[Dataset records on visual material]
• • • • •
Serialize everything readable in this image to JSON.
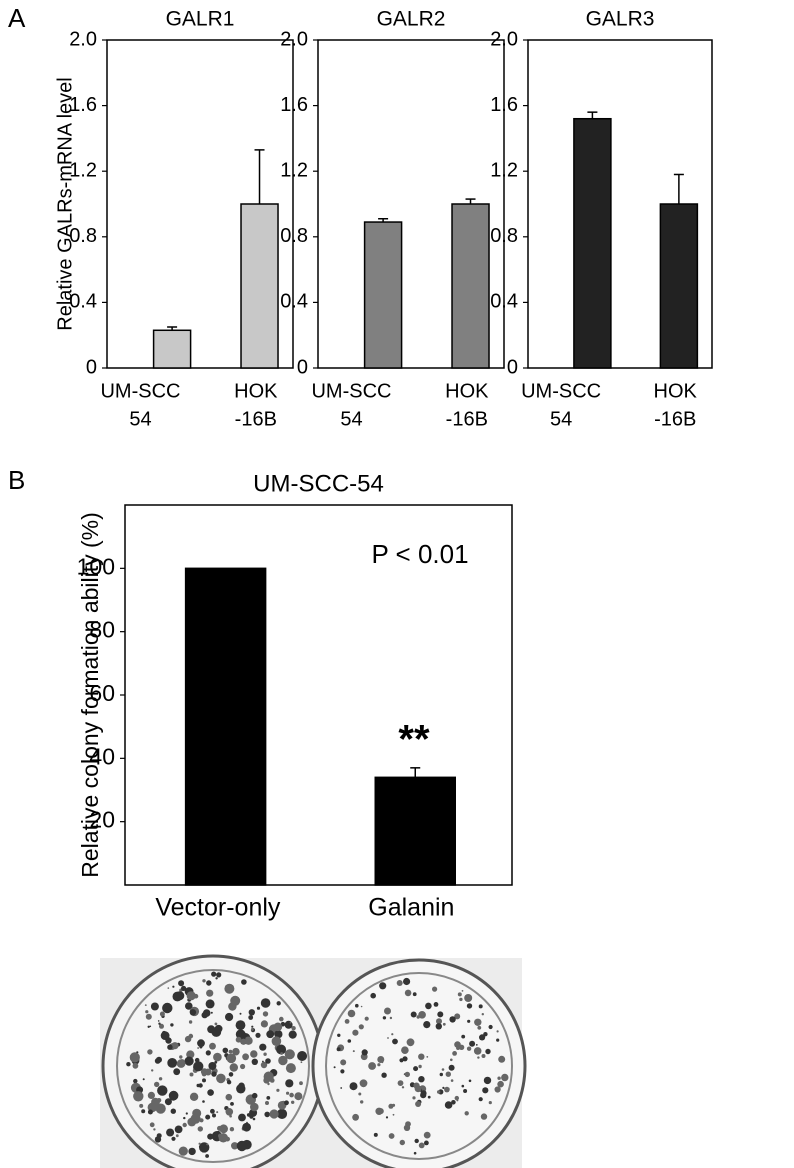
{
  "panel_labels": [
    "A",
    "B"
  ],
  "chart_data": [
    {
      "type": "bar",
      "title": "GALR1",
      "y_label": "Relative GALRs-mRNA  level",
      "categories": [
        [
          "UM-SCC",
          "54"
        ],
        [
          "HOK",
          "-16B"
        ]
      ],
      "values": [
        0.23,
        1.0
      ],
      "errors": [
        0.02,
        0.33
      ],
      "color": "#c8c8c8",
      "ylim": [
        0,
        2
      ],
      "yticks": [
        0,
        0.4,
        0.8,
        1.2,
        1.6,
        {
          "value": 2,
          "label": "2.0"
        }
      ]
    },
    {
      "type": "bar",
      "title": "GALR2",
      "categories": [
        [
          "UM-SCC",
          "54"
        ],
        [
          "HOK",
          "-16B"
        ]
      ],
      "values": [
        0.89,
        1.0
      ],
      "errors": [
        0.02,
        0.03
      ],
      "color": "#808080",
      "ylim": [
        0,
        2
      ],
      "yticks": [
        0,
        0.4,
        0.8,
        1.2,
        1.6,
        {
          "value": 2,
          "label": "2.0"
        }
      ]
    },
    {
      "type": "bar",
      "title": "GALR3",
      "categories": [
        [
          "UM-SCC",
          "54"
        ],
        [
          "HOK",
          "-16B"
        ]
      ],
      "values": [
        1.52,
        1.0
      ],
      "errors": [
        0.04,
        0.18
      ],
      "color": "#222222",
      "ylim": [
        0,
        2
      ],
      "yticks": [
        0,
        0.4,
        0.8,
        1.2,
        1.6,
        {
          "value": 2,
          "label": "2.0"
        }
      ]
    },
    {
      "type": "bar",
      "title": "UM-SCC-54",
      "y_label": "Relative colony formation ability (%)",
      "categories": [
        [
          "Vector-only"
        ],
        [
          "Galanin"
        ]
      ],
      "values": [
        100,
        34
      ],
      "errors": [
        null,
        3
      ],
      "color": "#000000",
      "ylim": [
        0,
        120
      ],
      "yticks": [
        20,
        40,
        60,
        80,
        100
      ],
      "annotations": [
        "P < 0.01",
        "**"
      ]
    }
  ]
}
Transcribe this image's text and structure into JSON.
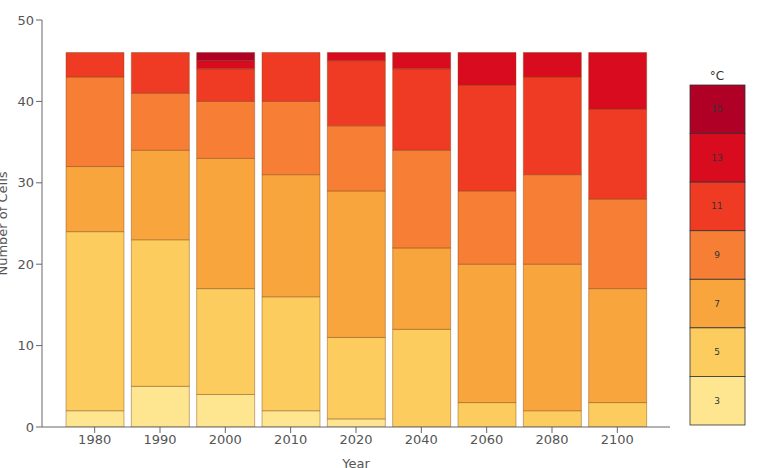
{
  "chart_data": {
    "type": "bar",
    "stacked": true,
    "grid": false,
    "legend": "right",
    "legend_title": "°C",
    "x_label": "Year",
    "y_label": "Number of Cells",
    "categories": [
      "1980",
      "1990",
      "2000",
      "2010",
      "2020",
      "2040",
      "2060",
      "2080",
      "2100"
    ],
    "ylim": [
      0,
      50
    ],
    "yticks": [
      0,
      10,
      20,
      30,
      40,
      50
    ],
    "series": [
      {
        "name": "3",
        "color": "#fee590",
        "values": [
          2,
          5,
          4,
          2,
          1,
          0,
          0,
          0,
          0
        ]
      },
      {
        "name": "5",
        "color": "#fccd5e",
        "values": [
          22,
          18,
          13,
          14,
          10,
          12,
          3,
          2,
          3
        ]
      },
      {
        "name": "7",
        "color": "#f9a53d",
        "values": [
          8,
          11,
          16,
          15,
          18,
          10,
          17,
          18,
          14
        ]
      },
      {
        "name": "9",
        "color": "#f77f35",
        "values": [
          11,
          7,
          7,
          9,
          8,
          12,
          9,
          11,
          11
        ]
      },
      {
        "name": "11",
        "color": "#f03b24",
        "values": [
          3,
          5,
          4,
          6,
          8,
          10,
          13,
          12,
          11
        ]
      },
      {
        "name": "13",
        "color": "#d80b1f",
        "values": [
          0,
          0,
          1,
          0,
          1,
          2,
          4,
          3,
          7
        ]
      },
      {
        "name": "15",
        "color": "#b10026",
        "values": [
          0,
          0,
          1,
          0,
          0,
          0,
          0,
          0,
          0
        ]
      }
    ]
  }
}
• • • • •
## [Required action]
Among the lines above, count those containing the word "image" and give nothing but the result.

## [Written solution]
2